### [TASK BRIEF]
Could you print the stretch of the data from the line containing "data-point xyxy=(494,104,504,113)" through the line containing "data-point xyxy=(555,814,565,824)", reproducing each line unchanged?

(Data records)
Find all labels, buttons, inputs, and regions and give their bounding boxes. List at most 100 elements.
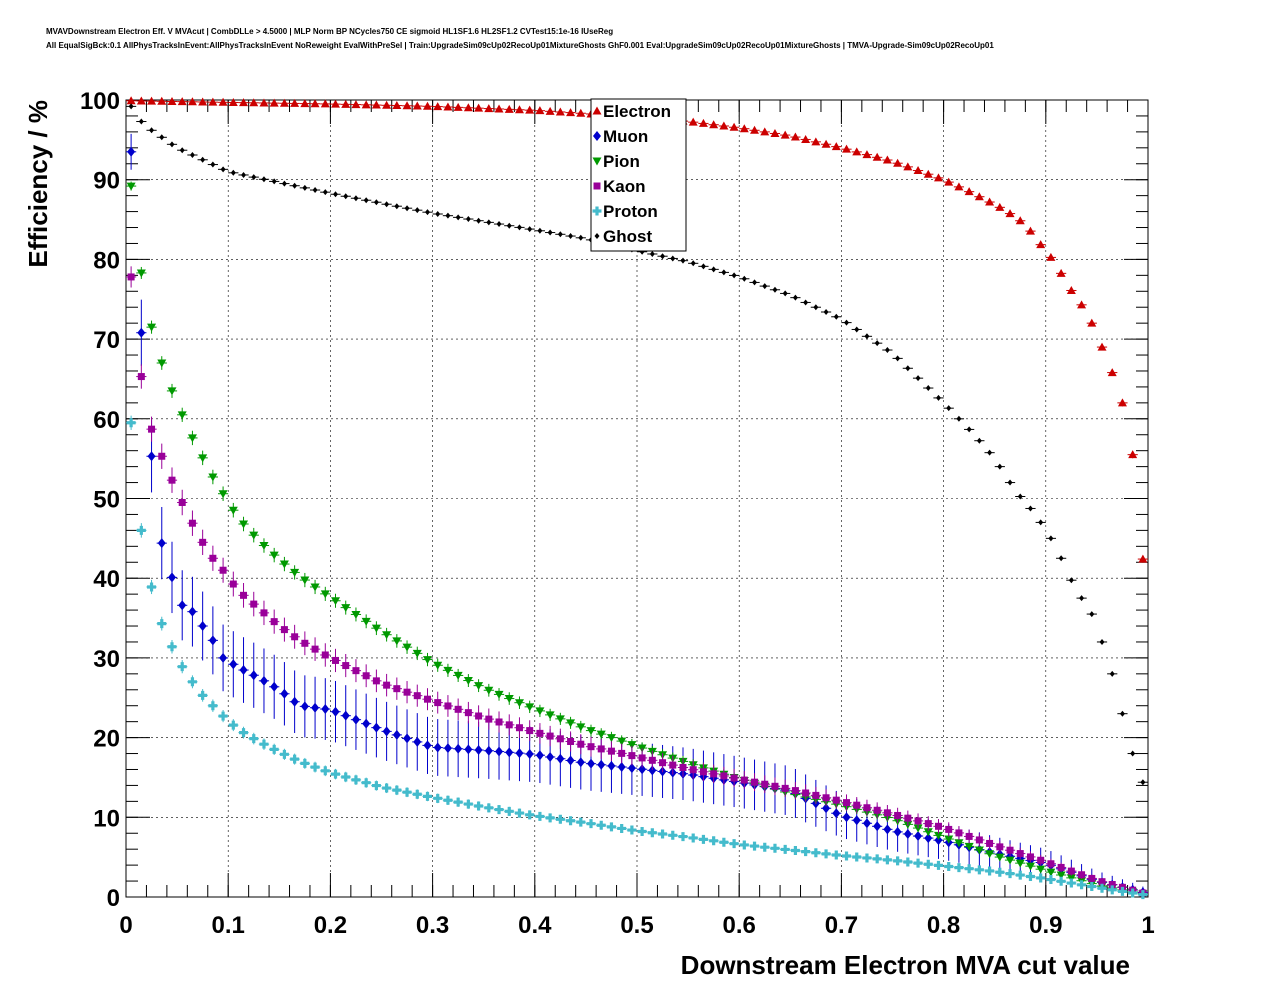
data-point xyxy=(494,104,504,113)
data-point xyxy=(555,107,565,116)
data-point xyxy=(1056,876,1066,886)
data-point xyxy=(547,229,553,236)
x-axis-title: Downstream Electron MVA cut value xyxy=(681,950,1130,980)
data-point xyxy=(648,756,656,764)
data-point xyxy=(1025,226,1035,235)
legend-label: Electron xyxy=(603,102,671,121)
data-point xyxy=(689,766,697,774)
data-point xyxy=(484,745,493,756)
data-point xyxy=(607,760,616,771)
data-point xyxy=(987,449,993,456)
data-point xyxy=(1117,398,1127,407)
data-point xyxy=(863,804,871,812)
data-point xyxy=(966,426,972,433)
data-point xyxy=(751,778,759,786)
data-point xyxy=(720,772,728,780)
data-point xyxy=(862,150,872,159)
data-point xyxy=(831,850,841,860)
data-point xyxy=(638,764,647,775)
data-point xyxy=(443,666,453,675)
data-point xyxy=(709,836,719,846)
data-point xyxy=(659,759,667,767)
data-point xyxy=(239,728,249,738)
data-point xyxy=(515,724,523,732)
data-point xyxy=(596,730,606,739)
y-tick-label: 10 xyxy=(93,805,120,832)
data-point xyxy=(924,820,932,828)
data-point xyxy=(934,835,943,846)
data-point xyxy=(413,736,422,747)
legend-marker xyxy=(593,131,601,141)
data-point xyxy=(658,829,668,839)
data-point xyxy=(525,703,535,712)
data-point xyxy=(249,670,258,681)
data-point xyxy=(986,839,994,847)
data-point xyxy=(463,103,473,112)
data-point xyxy=(249,531,259,540)
data-point xyxy=(382,631,392,640)
x-tick-label: 0.5 xyxy=(620,912,653,939)
data-point xyxy=(556,735,564,743)
data-point xyxy=(566,108,576,117)
data-point xyxy=(852,147,862,156)
data-point xyxy=(944,835,954,844)
data-point xyxy=(240,591,248,599)
data-point xyxy=(208,473,218,482)
data-point xyxy=(1038,519,1044,526)
legend-label: Kaon xyxy=(603,177,646,196)
data-point xyxy=(934,822,942,830)
data-point xyxy=(422,101,432,110)
data-point xyxy=(924,833,933,844)
data-point xyxy=(587,758,596,769)
data-point xyxy=(801,847,811,857)
data-point xyxy=(555,814,565,824)
y-tick-label: 20 xyxy=(93,726,120,753)
data-point xyxy=(219,566,227,574)
data-point xyxy=(412,101,422,110)
x-tick-label: 0.7 xyxy=(825,912,858,939)
data-point xyxy=(1046,252,1056,261)
data-point xyxy=(976,437,982,444)
data-point xyxy=(229,659,238,670)
data-point xyxy=(136,269,146,278)
data-point xyxy=(873,821,882,832)
data-point xyxy=(1128,450,1138,459)
legend-label: Muon xyxy=(603,127,648,146)
data-point xyxy=(496,221,502,228)
data-point xyxy=(341,604,351,613)
data-point xyxy=(484,803,494,813)
data-point xyxy=(933,831,943,840)
data-point xyxy=(259,739,269,749)
data-point xyxy=(218,97,228,106)
data-point xyxy=(527,226,533,233)
data-point xyxy=(638,754,646,762)
data-point xyxy=(332,656,340,664)
data-point xyxy=(852,815,861,826)
data-point xyxy=(925,385,931,392)
data-point xyxy=(423,695,431,703)
data-point xyxy=(187,434,197,443)
data-point xyxy=(402,787,412,797)
data-point xyxy=(792,294,798,301)
data-point xyxy=(649,250,655,257)
data-point xyxy=(821,139,831,148)
data-point xyxy=(974,865,984,875)
data-point xyxy=(606,734,616,743)
data-point xyxy=(177,411,187,420)
data-point xyxy=(394,203,400,210)
data-point xyxy=(678,832,688,842)
data-point xyxy=(739,124,749,133)
data-point xyxy=(1047,860,1055,868)
data-point xyxy=(362,718,371,729)
data-point xyxy=(515,748,524,759)
data-point xyxy=(402,101,412,110)
data-point xyxy=(750,125,760,134)
data-point xyxy=(188,519,196,527)
data-point xyxy=(802,789,810,797)
data-point xyxy=(474,801,484,811)
data-point xyxy=(333,191,339,198)
y-tick-label: 0 xyxy=(107,885,120,912)
data-point xyxy=(545,106,555,115)
data-point xyxy=(905,365,911,372)
data-point xyxy=(770,128,780,137)
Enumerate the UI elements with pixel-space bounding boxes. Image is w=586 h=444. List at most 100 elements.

### [TASK SOLUTION]
data-point xyxy=(494,104,504,113)
data-point xyxy=(555,107,565,116)
data-point xyxy=(1056,876,1066,886)
data-point xyxy=(547,229,553,236)
x-axis-title: Downstream Electron MVA cut value xyxy=(681,950,1130,980)
data-point xyxy=(648,756,656,764)
data-point xyxy=(1025,226,1035,235)
legend-label: Electron xyxy=(603,102,671,121)
data-point xyxy=(689,766,697,774)
data-point xyxy=(484,745,493,756)
data-point xyxy=(607,760,616,771)
data-point xyxy=(987,449,993,456)
data-point xyxy=(1117,398,1127,407)
data-point xyxy=(863,804,871,812)
data-point xyxy=(966,426,972,433)
data-point xyxy=(751,778,759,786)
data-point xyxy=(720,772,728,780)
data-point xyxy=(862,150,872,159)
data-point xyxy=(831,850,841,860)
data-point xyxy=(638,764,647,775)
data-point xyxy=(443,666,453,675)
data-point xyxy=(709,836,719,846)
data-point xyxy=(659,759,667,767)
data-point xyxy=(239,728,249,738)
data-point xyxy=(515,724,523,732)
data-point xyxy=(596,730,606,739)
y-tick-label: 10 xyxy=(93,805,120,832)
data-point xyxy=(924,820,932,828)
data-point xyxy=(934,835,943,846)
data-point xyxy=(413,736,422,747)
legend-marker xyxy=(593,131,601,141)
data-point xyxy=(658,829,668,839)
data-point xyxy=(525,703,535,712)
data-point xyxy=(249,670,258,681)
data-point xyxy=(986,839,994,847)
data-point xyxy=(463,103,473,112)
data-point xyxy=(249,531,259,540)
data-point xyxy=(382,631,392,640)
x-tick-label: 0.5 xyxy=(620,912,653,939)
data-point xyxy=(556,735,564,743)
data-point xyxy=(566,108,576,117)
data-point xyxy=(852,147,862,156)
data-point xyxy=(944,835,954,844)
data-point xyxy=(240,591,248,599)
data-point xyxy=(208,473,218,482)
data-point xyxy=(1038,519,1044,526)
legend-label: Kaon xyxy=(603,177,646,196)
data-point xyxy=(934,822,942,830)
data-point xyxy=(422,101,432,110)
data-point xyxy=(924,833,933,844)
data-point xyxy=(587,758,596,769)
data-point xyxy=(801,847,811,857)
data-point xyxy=(555,814,565,824)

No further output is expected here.